• **TASK PROMPT**: Reproduce all entries word for word.

(Records)
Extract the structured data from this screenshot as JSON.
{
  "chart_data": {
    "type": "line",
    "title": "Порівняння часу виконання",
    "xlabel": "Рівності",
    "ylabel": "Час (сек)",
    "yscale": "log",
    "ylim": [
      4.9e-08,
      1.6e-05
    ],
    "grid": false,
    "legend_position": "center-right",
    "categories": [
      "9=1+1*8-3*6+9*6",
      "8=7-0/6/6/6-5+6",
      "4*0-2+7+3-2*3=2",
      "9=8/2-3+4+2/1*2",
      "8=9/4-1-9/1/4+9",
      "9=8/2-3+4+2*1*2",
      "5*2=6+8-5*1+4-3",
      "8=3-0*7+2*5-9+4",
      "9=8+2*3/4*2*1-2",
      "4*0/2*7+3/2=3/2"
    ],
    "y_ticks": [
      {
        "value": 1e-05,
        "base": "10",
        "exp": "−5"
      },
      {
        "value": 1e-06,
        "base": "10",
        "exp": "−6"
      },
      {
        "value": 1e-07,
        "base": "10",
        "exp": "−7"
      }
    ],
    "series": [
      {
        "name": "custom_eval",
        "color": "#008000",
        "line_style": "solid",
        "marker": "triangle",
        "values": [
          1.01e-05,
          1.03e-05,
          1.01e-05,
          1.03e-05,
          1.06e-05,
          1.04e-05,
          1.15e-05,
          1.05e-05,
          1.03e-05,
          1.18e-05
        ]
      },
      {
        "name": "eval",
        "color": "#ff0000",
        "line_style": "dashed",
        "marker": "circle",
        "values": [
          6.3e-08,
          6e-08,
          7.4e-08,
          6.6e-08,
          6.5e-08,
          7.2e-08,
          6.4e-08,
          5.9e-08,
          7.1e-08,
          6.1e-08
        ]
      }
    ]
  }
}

• **EXERCISE RESULT**:
Extract the structured data from this screenshot as JSON.
{
  "chart_data": {
    "type": "line",
    "title": "Порівняння часу виконання",
    "xlabel": "Рівності",
    "ylabel": "Час (сек)",
    "yscale": "log",
    "ylim": [
      4.9e-08,
      1.6e-05
    ],
    "grid": false,
    "legend_position": "center-right",
    "categories": [
      "9=1+1*8-3*6+9*6",
      "8=7-0/6/6/6-5+6",
      "4*0-2+7+3-2*3=2",
      "9=8/2-3+4+2/1*2",
      "8=9/4-1-9/1/4+9",
      "9=8/2-3+4+2*1*2",
      "5*2=6+8-5*1+4-3",
      "8=3-0*7+2*5-9+4",
      "9=8+2*3/4*2*1-2",
      "4*0/2*7+3/2=3/2"
    ],
    "y_ticks": [
      {
        "value": 1e-05,
        "base": "10",
        "exp": "−5"
      },
      {
        "value": 1e-06,
        "base": "10",
        "exp": "−6"
      },
      {
        "value": 1e-07,
        "base": "10",
        "exp": "−7"
      }
    ],
    "series": [
      {
        "name": "custom_eval",
        "color": "#008000",
        "line_style": "solid",
        "marker": "triangle",
        "values": [
          1.01e-05,
          1.03e-05,
          1.01e-05,
          1.03e-05,
          1.06e-05,
          1.04e-05,
          1.15e-05,
          1.05e-05,
          1.03e-05,
          1.18e-05
        ]
      },
      {
        "name": "eval",
        "color": "#ff0000",
        "line_style": "dashed",
        "marker": "circle",
        "values": [
          6.3e-08,
          6e-08,
          7.4e-08,
          6.6e-08,
          6.5e-08,
          7.2e-08,
          6.4e-08,
          5.9e-08,
          7.1e-08,
          6.1e-08
        ]
      }
    ]
  }
}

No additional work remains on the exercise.